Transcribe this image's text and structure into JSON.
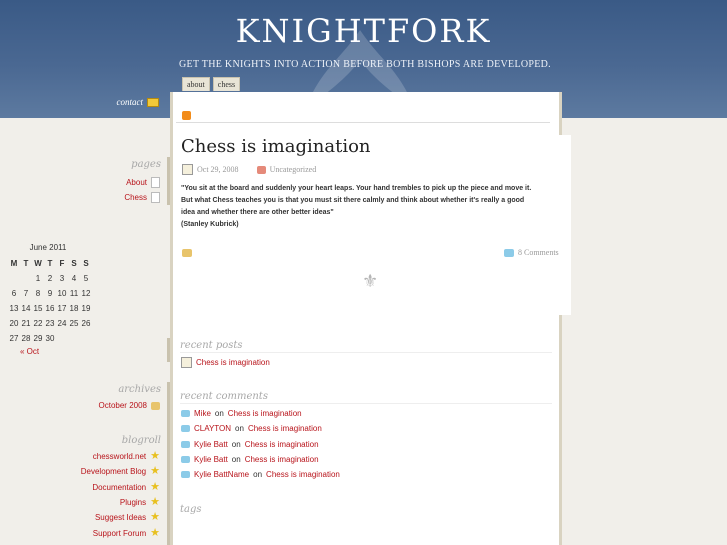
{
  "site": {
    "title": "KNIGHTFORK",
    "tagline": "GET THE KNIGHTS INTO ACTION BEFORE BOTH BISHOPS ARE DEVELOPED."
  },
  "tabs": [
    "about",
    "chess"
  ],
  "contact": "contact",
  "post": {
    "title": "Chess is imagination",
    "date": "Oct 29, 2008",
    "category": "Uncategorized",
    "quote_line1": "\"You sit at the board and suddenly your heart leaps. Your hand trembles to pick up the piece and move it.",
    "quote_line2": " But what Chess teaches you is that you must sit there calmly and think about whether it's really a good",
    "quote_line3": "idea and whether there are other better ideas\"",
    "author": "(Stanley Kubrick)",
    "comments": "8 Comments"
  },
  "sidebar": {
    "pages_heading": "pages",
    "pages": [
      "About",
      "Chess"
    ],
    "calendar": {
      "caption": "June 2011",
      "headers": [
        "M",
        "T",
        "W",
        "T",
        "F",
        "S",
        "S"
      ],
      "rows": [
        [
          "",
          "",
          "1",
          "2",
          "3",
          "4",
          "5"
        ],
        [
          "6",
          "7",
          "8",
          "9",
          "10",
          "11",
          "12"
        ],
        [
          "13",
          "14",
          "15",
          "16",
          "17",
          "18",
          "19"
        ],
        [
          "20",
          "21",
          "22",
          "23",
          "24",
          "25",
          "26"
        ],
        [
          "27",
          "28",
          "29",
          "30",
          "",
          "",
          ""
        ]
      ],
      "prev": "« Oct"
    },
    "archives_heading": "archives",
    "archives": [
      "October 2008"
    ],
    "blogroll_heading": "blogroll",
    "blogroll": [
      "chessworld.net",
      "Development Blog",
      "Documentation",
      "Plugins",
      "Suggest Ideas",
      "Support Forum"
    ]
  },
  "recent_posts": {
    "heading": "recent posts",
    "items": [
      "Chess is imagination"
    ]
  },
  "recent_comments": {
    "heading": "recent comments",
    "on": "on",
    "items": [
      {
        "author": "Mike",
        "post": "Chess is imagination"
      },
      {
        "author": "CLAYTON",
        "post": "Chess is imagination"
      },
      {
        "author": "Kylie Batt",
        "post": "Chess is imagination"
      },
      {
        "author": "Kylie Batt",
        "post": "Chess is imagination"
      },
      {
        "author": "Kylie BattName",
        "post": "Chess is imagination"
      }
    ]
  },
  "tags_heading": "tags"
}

==

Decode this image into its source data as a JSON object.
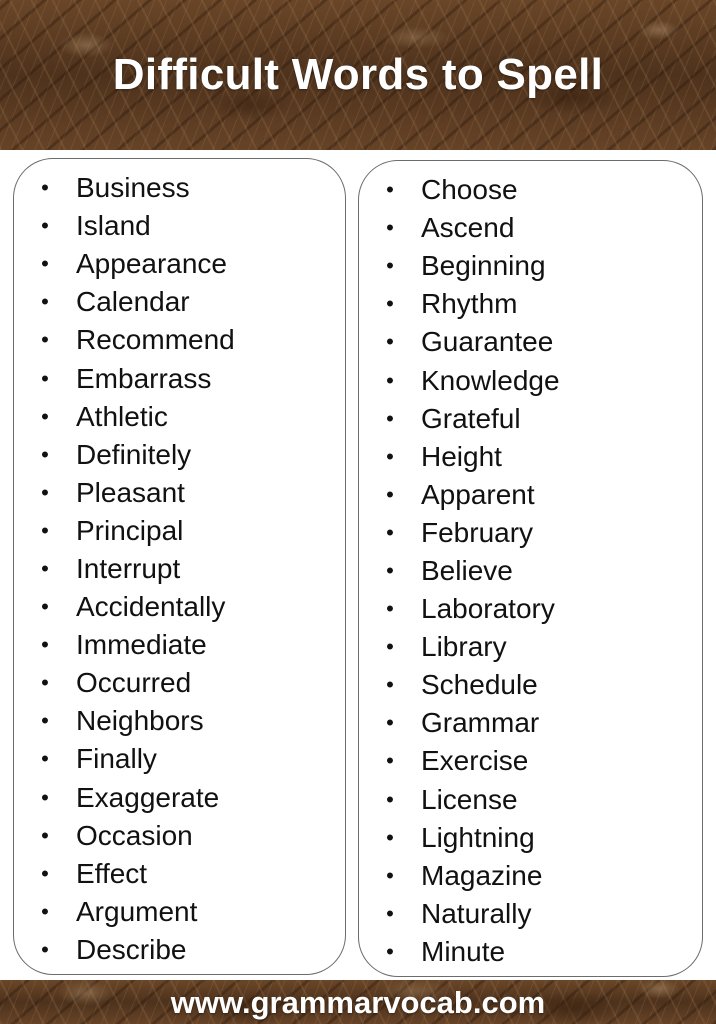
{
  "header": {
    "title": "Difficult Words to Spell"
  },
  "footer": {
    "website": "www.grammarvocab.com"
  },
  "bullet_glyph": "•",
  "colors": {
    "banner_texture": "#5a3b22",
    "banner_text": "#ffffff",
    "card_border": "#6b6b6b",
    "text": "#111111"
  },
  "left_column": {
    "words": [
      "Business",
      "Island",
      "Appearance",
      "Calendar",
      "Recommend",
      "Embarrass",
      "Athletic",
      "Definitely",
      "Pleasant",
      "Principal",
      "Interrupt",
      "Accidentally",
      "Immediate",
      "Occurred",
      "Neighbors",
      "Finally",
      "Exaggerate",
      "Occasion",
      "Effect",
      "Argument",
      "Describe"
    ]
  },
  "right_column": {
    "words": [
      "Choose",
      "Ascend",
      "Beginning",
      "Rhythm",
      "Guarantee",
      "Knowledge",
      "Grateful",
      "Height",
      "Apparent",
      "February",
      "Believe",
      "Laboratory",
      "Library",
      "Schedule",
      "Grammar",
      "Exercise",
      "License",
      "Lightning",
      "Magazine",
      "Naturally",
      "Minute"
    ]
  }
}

==

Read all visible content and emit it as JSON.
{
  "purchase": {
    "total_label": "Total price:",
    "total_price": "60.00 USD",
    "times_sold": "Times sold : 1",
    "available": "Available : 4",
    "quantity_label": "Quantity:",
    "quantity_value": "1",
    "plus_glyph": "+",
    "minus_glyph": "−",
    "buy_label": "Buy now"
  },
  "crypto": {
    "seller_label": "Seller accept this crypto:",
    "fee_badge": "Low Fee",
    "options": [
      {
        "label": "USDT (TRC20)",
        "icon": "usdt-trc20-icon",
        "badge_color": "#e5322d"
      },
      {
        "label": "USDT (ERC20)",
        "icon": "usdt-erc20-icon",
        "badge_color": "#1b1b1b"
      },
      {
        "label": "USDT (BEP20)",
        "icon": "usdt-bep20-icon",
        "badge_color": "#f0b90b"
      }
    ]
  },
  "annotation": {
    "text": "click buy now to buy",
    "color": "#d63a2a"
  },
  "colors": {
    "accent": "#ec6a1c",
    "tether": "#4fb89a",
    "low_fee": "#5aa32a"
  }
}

* TASK TO CARRY OUT: Gather up the lines containing the word "archives" from these records and copy them.

* RESPONSE:
    "archives_heading": "archives",
    "archives": [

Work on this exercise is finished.